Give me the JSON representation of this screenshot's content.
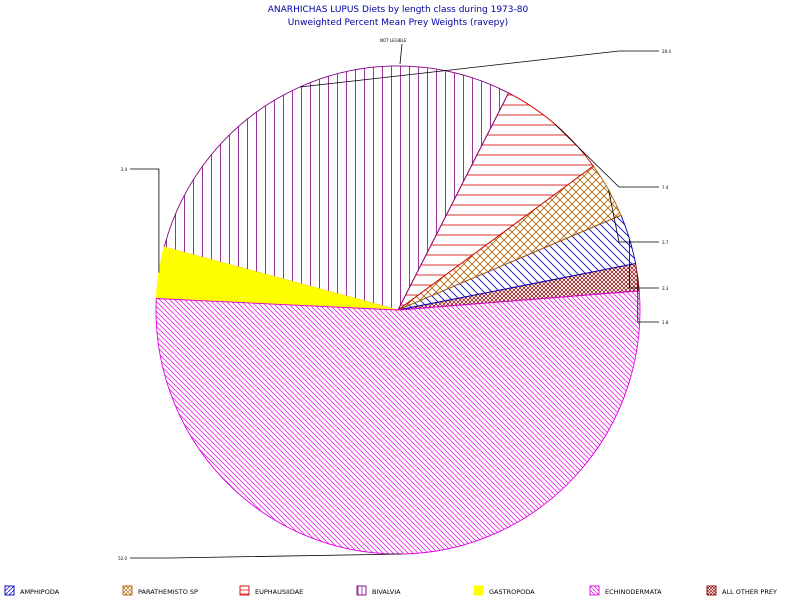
{
  "chart_data": {
    "type": "pie",
    "title": "ANARHICHAS LUPUS Diets by length class during 1973-80",
    "subtitle": "Unweighted Percent Mean Prey Weights (ravepy)",
    "slices": [
      {
        "name": "ALL OTHER PREY",
        "value": 1.8,
        "label": "1.8",
        "color": "#8b0000",
        "pattern": "crosshatch-fine"
      },
      {
        "name": "AMPHIPODA",
        "value": 3.3,
        "label": "3.3",
        "color": "#0000c0",
        "pattern": "diag-down"
      },
      {
        "name": "PARATHEMISTO SP",
        "value": 3.7,
        "label": "3.7",
        "color": "#b06000",
        "pattern": "crosshatch"
      },
      {
        "name": "EUPHAUSIIDAE",
        "value": 7.4,
        "label": "7.4",
        "color": "#d00000",
        "pattern": "horizontal"
      },
      {
        "name": "BIVALVIA",
        "value": 28.4,
        "label": "28.4",
        "color": "#800080",
        "pattern": "vertical"
      },
      {
        "name": "GASTROPODA",
        "value": 3.4,
        "label": "3.4",
        "color": "#ffff00",
        "pattern": "solid"
      },
      {
        "name": "ECHINODERMATA",
        "value": 52.0,
        "label": "52.0",
        "color": "#e000e0",
        "pattern": "diag-down-fine"
      }
    ],
    "legend": {
      "placement": "bottom",
      "items": [
        {
          "name": "AMPHIPODA",
          "color": "#0000c0",
          "pattern": "diag-up"
        },
        {
          "name": "PARATHEMISTO SP",
          "color": "#b06000",
          "pattern": "diag-cross"
        },
        {
          "name": "EUPHAUSIIDAE",
          "color": "#d00000",
          "pattern": "horizontal"
        },
        {
          "name": "BIVALVIA",
          "color": "#800080",
          "pattern": "vertical"
        },
        {
          "name": "GASTROPODA",
          "color": "#ffff00",
          "pattern": "solid"
        },
        {
          "name": "ECHINODERMATA",
          "color": "#e000e0",
          "pattern": "diag-down"
        },
        {
          "name": "ALL OTHER PREY",
          "color": "#8b0000",
          "pattern": "crosshatch"
        }
      ]
    },
    "extra_label": "NOT LEGIBLE"
  }
}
☆ ☆ ☆ ☆
TASK BRIEF » Nothing in the entries should change as you copy them, except that the pictures are left out.

CORRECT RESULT »
Give me the JSON representation of this screenshot's content.
{
  "chart_data": {
    "type": "pie",
    "title": "ANARHICHAS LUPUS Diets by length class during 1973-80",
    "subtitle": "Unweighted Percent Mean Prey Weights (ravepy)",
    "slices": [
      {
        "name": "ALL OTHER PREY",
        "value": 1.8,
        "label": "1.8",
        "color": "#8b0000",
        "pattern": "crosshatch-fine"
      },
      {
        "name": "AMPHIPODA",
        "value": 3.3,
        "label": "3.3",
        "color": "#0000c0",
        "pattern": "diag-down"
      },
      {
        "name": "PARATHEMISTO SP",
        "value": 3.7,
        "label": "3.7",
        "color": "#b06000",
        "pattern": "crosshatch"
      },
      {
        "name": "EUPHAUSIIDAE",
        "value": 7.4,
        "label": "7.4",
        "color": "#d00000",
        "pattern": "horizontal"
      },
      {
        "name": "BIVALVIA",
        "value": 28.4,
        "label": "28.4",
        "color": "#800080",
        "pattern": "vertical"
      },
      {
        "name": "GASTROPODA",
        "value": 3.4,
        "label": "3.4",
        "color": "#ffff00",
        "pattern": "solid"
      },
      {
        "name": "ECHINODERMATA",
        "value": 52.0,
        "label": "52.0",
        "color": "#e000e0",
        "pattern": "diag-down-fine"
      }
    ],
    "legend": {
      "placement": "bottom",
      "items": [
        {
          "name": "AMPHIPODA",
          "color": "#0000c0",
          "pattern": "diag-up"
        },
        {
          "name": "PARATHEMISTO SP",
          "color": "#b06000",
          "pattern": "diag-cross"
        },
        {
          "name": "EUPHAUSIIDAE",
          "color": "#d00000",
          "pattern": "horizontal"
        },
        {
          "name": "BIVALVIA",
          "color": "#800080",
          "pattern": "vertical"
        },
        {
          "name": "GASTROPODA",
          "color": "#ffff00",
          "pattern": "solid"
        },
        {
          "name": "ECHINODERMATA",
          "color": "#e000e0",
          "pattern": "diag-down"
        },
        {
          "name": "ALL OTHER PREY",
          "color": "#8b0000",
          "pattern": "crosshatch"
        }
      ]
    },
    "extra_label": "NOT LEGIBLE"
  }
}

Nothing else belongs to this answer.